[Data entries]
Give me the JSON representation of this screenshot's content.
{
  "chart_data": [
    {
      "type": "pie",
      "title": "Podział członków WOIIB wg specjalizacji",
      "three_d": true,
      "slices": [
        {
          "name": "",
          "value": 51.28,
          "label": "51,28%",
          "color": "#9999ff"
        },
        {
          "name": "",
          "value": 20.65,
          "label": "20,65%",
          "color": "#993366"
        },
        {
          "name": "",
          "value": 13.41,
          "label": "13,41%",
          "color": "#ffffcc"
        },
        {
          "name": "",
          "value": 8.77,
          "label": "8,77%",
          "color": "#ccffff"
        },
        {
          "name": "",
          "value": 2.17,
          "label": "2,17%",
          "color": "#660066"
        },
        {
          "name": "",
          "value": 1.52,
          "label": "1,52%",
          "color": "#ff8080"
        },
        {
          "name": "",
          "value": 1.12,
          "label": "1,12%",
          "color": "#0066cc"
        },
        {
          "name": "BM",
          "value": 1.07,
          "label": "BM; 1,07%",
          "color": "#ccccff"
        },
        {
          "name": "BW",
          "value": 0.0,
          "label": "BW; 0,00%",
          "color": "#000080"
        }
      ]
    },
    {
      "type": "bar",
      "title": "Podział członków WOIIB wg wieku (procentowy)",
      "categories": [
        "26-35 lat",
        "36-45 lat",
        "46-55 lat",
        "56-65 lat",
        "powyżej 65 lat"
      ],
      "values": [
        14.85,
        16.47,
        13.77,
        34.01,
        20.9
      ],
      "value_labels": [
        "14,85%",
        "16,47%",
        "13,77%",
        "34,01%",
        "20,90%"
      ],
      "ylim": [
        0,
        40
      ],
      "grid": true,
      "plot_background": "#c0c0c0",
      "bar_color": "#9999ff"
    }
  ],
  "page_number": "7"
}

- _Work to be completed_
Report all lines of the data that include the word "członków".

- _Answer to this exercise_
      "title": "Podział członków WOIIB wg specjalizacji",
      "title": "Podział członków WOIIB wg wieku (procentowy)",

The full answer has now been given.